• **Supplied material**:
* * * *
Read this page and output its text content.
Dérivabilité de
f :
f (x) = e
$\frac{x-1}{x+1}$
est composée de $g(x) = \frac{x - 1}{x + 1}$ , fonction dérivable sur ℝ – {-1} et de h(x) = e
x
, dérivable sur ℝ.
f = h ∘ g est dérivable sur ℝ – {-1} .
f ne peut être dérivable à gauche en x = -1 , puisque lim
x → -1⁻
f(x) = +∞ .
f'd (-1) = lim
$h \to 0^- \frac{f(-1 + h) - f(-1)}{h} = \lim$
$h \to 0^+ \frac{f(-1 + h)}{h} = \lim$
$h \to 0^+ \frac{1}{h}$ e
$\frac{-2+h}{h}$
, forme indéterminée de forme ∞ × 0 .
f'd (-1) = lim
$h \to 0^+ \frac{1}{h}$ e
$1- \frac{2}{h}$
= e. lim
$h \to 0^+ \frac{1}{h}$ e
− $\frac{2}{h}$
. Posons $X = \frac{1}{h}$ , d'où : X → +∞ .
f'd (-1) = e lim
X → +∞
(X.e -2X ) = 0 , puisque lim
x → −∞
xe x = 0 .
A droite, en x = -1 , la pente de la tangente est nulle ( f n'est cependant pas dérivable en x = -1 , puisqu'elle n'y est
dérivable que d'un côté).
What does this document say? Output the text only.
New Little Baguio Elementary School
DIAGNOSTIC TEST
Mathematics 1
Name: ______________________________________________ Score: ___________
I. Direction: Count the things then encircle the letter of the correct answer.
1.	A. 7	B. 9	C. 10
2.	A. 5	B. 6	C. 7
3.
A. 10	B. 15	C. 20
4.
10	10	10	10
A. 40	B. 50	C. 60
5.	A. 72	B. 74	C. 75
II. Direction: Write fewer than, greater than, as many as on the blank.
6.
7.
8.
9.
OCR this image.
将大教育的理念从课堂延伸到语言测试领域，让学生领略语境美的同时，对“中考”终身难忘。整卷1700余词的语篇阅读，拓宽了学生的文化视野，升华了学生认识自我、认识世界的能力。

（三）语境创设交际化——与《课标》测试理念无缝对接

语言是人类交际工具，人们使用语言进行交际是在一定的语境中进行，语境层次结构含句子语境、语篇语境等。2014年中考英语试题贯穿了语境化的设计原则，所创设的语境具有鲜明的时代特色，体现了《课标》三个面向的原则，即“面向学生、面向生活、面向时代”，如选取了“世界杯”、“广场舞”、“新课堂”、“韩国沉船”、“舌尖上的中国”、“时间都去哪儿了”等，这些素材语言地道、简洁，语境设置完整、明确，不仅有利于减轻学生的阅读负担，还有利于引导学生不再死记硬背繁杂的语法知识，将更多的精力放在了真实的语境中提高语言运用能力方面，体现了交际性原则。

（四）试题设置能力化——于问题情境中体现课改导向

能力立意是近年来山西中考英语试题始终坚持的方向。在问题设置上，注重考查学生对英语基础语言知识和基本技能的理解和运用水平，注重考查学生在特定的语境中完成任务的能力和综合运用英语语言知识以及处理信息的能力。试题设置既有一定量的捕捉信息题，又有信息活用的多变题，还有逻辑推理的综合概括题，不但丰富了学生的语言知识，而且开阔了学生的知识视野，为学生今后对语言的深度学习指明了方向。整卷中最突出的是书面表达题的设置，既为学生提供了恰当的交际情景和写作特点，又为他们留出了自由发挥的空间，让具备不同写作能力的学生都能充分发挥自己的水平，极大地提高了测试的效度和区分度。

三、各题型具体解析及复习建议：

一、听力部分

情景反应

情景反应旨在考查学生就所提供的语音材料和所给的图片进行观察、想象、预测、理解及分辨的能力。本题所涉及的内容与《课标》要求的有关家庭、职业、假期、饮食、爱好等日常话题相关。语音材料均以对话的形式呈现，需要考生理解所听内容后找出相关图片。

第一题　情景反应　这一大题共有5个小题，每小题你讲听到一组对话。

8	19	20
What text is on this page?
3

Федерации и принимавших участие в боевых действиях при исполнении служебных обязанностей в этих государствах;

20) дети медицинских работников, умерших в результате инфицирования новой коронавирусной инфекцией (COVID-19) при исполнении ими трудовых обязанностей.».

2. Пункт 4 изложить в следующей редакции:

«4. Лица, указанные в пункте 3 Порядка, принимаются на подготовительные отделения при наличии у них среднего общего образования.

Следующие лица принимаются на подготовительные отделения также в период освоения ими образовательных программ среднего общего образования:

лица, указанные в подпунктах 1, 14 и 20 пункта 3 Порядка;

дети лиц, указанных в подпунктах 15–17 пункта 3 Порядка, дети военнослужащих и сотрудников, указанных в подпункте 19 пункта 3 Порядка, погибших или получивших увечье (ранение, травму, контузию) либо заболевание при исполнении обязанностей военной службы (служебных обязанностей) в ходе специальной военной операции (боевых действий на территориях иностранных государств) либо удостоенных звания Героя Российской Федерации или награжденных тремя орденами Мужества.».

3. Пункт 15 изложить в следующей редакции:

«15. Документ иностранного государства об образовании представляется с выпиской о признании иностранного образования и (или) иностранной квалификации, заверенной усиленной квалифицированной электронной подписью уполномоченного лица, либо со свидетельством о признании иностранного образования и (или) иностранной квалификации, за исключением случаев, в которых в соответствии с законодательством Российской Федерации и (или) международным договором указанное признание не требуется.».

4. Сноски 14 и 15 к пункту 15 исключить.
* * * *
Where a line of the data holds "отделения", show that line.

• **Answer to the problem**:
«4. Лица, указанные в пункте 3 Порядка, принимаются на подготовительные отделения при наличии у них среднего общего образования.
Следующие лица принимаются на подготовительные отделения также в период освоения ими образовательных программ среднего общего образования:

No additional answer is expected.